Short exercise: The data below should be restated word for word, with every picture omitted.

[Collected data entries]
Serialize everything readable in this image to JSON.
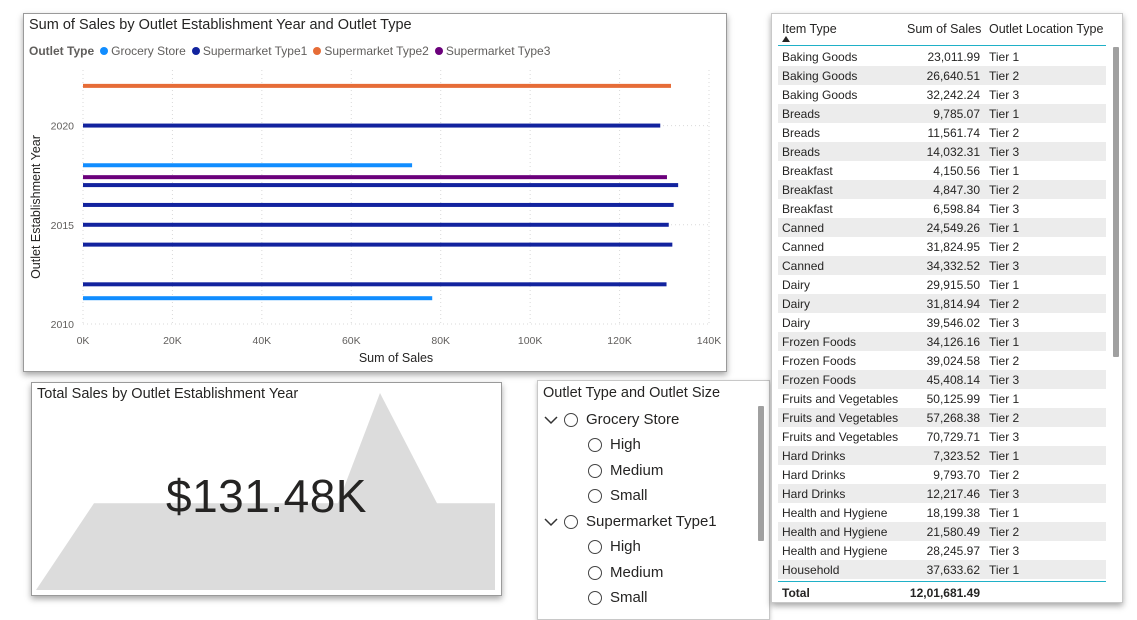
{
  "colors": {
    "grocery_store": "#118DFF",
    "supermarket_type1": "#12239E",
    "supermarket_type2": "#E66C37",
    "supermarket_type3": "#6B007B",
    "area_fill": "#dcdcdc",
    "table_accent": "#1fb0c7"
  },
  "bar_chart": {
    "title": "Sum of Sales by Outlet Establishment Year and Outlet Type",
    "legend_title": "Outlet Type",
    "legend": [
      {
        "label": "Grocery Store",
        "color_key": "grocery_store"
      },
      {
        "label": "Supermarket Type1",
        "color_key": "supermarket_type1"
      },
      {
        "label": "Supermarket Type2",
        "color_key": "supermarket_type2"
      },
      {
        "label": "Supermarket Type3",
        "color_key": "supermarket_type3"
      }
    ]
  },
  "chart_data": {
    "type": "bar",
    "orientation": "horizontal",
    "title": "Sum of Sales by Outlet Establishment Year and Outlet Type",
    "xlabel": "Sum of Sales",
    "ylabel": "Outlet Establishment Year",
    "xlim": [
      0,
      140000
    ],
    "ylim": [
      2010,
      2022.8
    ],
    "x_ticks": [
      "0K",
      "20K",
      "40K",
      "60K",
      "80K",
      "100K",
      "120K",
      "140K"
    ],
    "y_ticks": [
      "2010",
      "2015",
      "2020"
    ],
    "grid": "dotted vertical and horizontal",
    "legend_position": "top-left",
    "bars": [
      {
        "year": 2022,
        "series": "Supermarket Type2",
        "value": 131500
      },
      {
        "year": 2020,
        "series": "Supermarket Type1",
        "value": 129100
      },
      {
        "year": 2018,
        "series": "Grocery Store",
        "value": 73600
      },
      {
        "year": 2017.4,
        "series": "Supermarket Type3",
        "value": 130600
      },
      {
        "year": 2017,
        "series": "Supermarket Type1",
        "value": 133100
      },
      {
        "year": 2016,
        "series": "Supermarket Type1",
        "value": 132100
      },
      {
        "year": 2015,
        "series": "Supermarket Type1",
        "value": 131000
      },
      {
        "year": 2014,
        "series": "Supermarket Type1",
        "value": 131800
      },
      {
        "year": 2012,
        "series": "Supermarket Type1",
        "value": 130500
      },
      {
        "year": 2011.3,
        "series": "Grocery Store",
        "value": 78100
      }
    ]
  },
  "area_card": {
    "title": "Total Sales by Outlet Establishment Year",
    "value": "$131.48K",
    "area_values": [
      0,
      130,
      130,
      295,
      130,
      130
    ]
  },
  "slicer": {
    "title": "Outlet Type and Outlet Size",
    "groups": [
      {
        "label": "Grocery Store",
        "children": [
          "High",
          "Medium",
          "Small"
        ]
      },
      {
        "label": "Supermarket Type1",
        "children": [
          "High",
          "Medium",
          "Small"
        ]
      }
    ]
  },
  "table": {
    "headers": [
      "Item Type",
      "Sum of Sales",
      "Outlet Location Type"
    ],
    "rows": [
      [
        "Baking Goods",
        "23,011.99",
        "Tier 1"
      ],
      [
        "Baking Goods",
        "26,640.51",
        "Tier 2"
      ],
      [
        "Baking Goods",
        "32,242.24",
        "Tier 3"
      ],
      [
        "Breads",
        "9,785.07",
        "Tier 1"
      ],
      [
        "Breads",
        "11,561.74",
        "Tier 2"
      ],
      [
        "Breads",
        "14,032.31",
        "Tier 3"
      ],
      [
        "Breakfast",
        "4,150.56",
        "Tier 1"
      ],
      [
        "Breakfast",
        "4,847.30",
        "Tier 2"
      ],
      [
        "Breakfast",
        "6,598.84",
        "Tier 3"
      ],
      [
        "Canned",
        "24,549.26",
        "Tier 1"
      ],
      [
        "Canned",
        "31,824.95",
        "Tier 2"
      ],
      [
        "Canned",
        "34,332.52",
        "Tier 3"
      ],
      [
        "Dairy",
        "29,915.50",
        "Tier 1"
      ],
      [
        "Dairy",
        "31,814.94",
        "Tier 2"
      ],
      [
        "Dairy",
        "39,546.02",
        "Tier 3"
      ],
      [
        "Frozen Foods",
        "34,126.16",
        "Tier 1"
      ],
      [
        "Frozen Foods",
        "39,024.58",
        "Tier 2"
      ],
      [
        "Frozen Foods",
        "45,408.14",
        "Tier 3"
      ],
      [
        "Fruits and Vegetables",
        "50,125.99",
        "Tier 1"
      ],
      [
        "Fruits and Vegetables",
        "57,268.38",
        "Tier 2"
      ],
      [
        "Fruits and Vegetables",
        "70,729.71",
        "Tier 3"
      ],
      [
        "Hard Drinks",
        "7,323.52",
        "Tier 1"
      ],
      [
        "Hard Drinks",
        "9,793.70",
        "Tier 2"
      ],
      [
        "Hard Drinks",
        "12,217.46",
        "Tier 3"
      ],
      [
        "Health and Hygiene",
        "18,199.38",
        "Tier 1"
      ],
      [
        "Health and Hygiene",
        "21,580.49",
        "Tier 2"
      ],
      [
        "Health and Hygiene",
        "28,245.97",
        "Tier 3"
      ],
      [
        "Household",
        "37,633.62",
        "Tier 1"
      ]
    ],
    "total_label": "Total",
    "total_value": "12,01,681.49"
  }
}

Expected output:
Serialize everything readable in this image to JSON.
{
  "colors": {
    "grocery_store": "#118DFF",
    "supermarket_type1": "#12239E",
    "supermarket_type2": "#E66C37",
    "supermarket_type3": "#6B007B",
    "area_fill": "#dcdcdc",
    "table_accent": "#1fb0c7"
  },
  "bar_chart": {
    "title": "Sum of Sales by Outlet Establishment Year and Outlet Type",
    "legend_title": "Outlet Type",
    "legend": [
      {
        "label": "Grocery Store",
        "color_key": "grocery_store"
      },
      {
        "label": "Supermarket Type1",
        "color_key": "supermarket_type1"
      },
      {
        "label": "Supermarket Type2",
        "color_key": "supermarket_type2"
      },
      {
        "label": "Supermarket Type3",
        "color_key": "supermarket_type3"
      }
    ]
  },
  "chart_data": {
    "type": "bar",
    "orientation": "horizontal",
    "title": "Sum of Sales by Outlet Establishment Year and Outlet Type",
    "xlabel": "Sum of Sales",
    "ylabel": "Outlet Establishment Year",
    "xlim": [
      0,
      140000
    ],
    "ylim": [
      2010,
      2022.8
    ],
    "x_ticks": [
      "0K",
      "20K",
      "40K",
      "60K",
      "80K",
      "100K",
      "120K",
      "140K"
    ],
    "y_ticks": [
      "2010",
      "2015",
      "2020"
    ],
    "grid": "dotted vertical and horizontal",
    "legend_position": "top-left",
    "bars": [
      {
        "year": 2022,
        "series": "Supermarket Type2",
        "value": 131500
      },
      {
        "year": 2020,
        "series": "Supermarket Type1",
        "value": 129100
      },
      {
        "year": 2018,
        "series": "Grocery Store",
        "value": 73600
      },
      {
        "year": 2017.4,
        "series": "Supermarket Type3",
        "value": 130600
      },
      {
        "year": 2017,
        "series": "Supermarket Type1",
        "value": 133100
      },
      {
        "year": 2016,
        "series": "Supermarket Type1",
        "value": 132100
      },
      {
        "year": 2015,
        "series": "Supermarket Type1",
        "value": 131000
      },
      {
        "year": 2014,
        "series": "Supermarket Type1",
        "value": 131800
      },
      {
        "year": 2012,
        "series": "Supermarket Type1",
        "value": 130500
      },
      {
        "year": 2011.3,
        "series": "Grocery Store",
        "value": 78100
      }
    ]
  },
  "area_card": {
    "title": "Total Sales by Outlet Establishment Year",
    "value": "$131.48K",
    "area_values": [
      0,
      130,
      130,
      295,
      130,
      130
    ]
  },
  "slicer": {
    "title": "Outlet Type and Outlet Size",
    "groups": [
      {
        "label": "Grocery Store",
        "children": [
          "High",
          "Medium",
          "Small"
        ]
      },
      {
        "label": "Supermarket Type1",
        "children": [
          "High",
          "Medium",
          "Small"
        ]
      }
    ]
  },
  "table": {
    "headers": [
      "Item Type",
      "Sum of Sales",
      "Outlet Location Type"
    ],
    "rows": [
      [
        "Baking Goods",
        "23,011.99",
        "Tier 1"
      ],
      [
        "Baking Goods",
        "26,640.51",
        "Tier 2"
      ],
      [
        "Baking Goods",
        "32,242.24",
        "Tier 3"
      ],
      [
        "Breads",
        "9,785.07",
        "Tier 1"
      ],
      [
        "Breads",
        "11,561.74",
        "Tier 2"
      ],
      [
        "Breads",
        "14,032.31",
        "Tier 3"
      ],
      [
        "Breakfast",
        "4,150.56",
        "Tier 1"
      ],
      [
        "Breakfast",
        "4,847.30",
        "Tier 2"
      ],
      [
        "Breakfast",
        "6,598.84",
        "Tier 3"
      ],
      [
        "Canned",
        "24,549.26",
        "Tier 1"
      ],
      [
        "Canned",
        "31,824.95",
        "Tier 2"
      ],
      [
        "Canned",
        "34,332.52",
        "Tier 3"
      ],
      [
        "Dairy",
        "29,915.50",
        "Tier 1"
      ],
      [
        "Dairy",
        "31,814.94",
        "Tier 2"
      ],
      [
        "Dairy",
        "39,546.02",
        "Tier 3"
      ],
      [
        "Frozen Foods",
        "34,126.16",
        "Tier 1"
      ],
      [
        "Frozen Foods",
        "39,024.58",
        "Tier 2"
      ],
      [
        "Frozen Foods",
        "45,408.14",
        "Tier 3"
      ],
      [
        "Fruits and Vegetables",
        "50,125.99",
        "Tier 1"
      ],
      [
        "Fruits and Vegetables",
        "57,268.38",
        "Tier 2"
      ],
      [
        "Fruits and Vegetables",
        "70,729.71",
        "Tier 3"
      ],
      [
        "Hard Drinks",
        "7,323.52",
        "Tier 1"
      ],
      [
        "Hard Drinks",
        "9,793.70",
        "Tier 2"
      ],
      [
        "Hard Drinks",
        "12,217.46",
        "Tier 3"
      ],
      [
        "Health and Hygiene",
        "18,199.38",
        "Tier 1"
      ],
      [
        "Health and Hygiene",
        "21,580.49",
        "Tier 2"
      ],
      [
        "Health and Hygiene",
        "28,245.97",
        "Tier 3"
      ],
      [
        "Household",
        "37,633.62",
        "Tier 1"
      ]
    ],
    "total_label": "Total",
    "total_value": "12,01,681.49"
  }
}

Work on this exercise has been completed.